Exercises to complete |
a. Do the following statements agree with the gold star lesbian article? Answer yes or no for each, quoting the deciding words of the article. (i) The article says bisexual women are taken seriously in the lesbian community. (ii) The article gives merely tolerating sex with male partners as a sign of comphet. (iii) The article calls sex, gender identity, and sexual orientation separate pieces of identity.
b. Return the stretch of the gold star lesbian article from "Unfortunately, the term" through "the first place.", copied word for word.

Text |
But not all queer women have been happy with the term, especially trans lesbians and bi women who feel like all the meaning and expectations attached to the word can be exclusionary to people like them.
Here, we highlight four ways the term can alienate other women and non-binary lesbians from the lesbian community:
The Term Is Biphobic
For bisexual women, dating other women, particularly lesbians, can often feel like a constant exercise in proving one’s sexual “purity” and fidelity.
Bisexual women aren’t taken seriously in the lesbian community. Oftentimes, they tend to be pigeonholed into certain harmful stereotypes – that perhaps they’re only interested in dating women because they’ve had their hearts broken by men, they’ll eventually leave their partners for men out of a desire to settle down and have a “conventional family”, or they’re fluid just for the attention.
The idea of the “gold star lesbian” only pushes bisexual women to the fringes of the community. It feeds the narrative that, if you’re not 100% into women or have had experiences with men before, your intentions aren’t as “pure.” Or worse, that you are less desirable for having “played for the other team.”
It Can Encourage Gatekeeping in the Community
To some queer women, the gold star lesbian meaning is “someone who has never even interacted with a penis”. As such, the term can and has been used as a vehicle to alienate and exclude non-cisgender women, like trans lesbians and non-binary people, as well as women who have slept with or had relationships with them, from the lesbian community.
Remember, sex, gender identity, and sexual orientation are all completely separate pieces of our identities. One can have been assigned male at birth, identify as a woman, and still be sexually attracted to other women. Assigned-female at birth (AFAB) non-binary people, on the other hand, can still feel deeply connected to their femininity while still feeling like they don’t fit into the binary genders, and they can identify as non-binary lesbians regardless.
Unfortunately, the term “gold star lesbian” creates an expectation of what a lesbian should look like and how they should act, and it excludes anyone who isn’t cisgender or even anyone who may have explored their sexuality in the past but now identifies as a lesbian. It can lead trans and non-binary lesbians to even question whether they can or cannot call themselves lesbians, bringing into question who gets to even decide that in the first place.
But at the end of the day, “gold star” status can’t justify transphobia and vice versa. Trans women are women, so if they’re attracted to other women and identify as lesbians, then that makes them a lesbian – no ifs, ands, or buts.
It Minimizes Compulsory Heterosexuality
Compulsory heterosexuality, or comphet, describes the idea that heterosexuality – along with all the expectations that come with being heterosexual – is imposed upon us by the heteropatriarchal culture that we’re born into. Signs that you may be experiencing comphet include holding men to impossibly high standards, feeling “trapped” in unhappy relationships with men, and merely tolerating sex with male partners.
So what does this all mean? Young women who experience comphet tend to assume that being straight is the norm. For young lesbians or queer women who start to realize that their sexuality may not fit into the so-called “norm”, comphet can make them wrestle with a lot of guilt, shame, and feelings of being “broken”. And so, some women may force themselves to fit in by dating and sleeping with men.

Information shown |
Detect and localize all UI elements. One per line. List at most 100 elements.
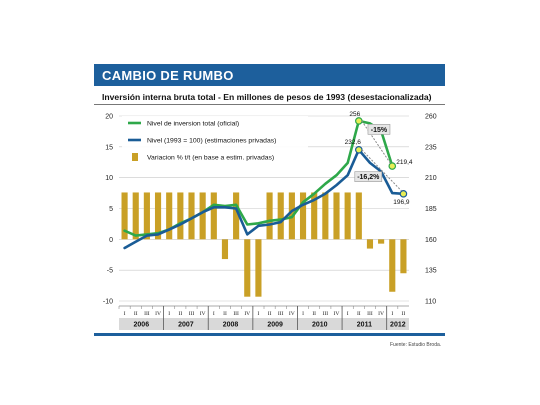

Responses to the tasks |
a.
(i) No: "Bisexual women aren’t taken seriously in the lesbian community."
(ii) Yes: "merely tolerating sex with male partners"
(iii) Yes: "sex, gender identity, and sexual orientation are all completely separate pieces of our identities"

b.
Unfortunately, the term “gold star lesbian” creates an expectation of what a lesbian should look like and how they should act, and it excludes anyone who isn’t cisgender or even anyone who may have explored their sexuality in the past but now identifies as a lesbian. It can lead trans and non-binary lesbians to even question whether they can or cannot call themselves lesbians, bringing into question who gets to even decide that in the first place.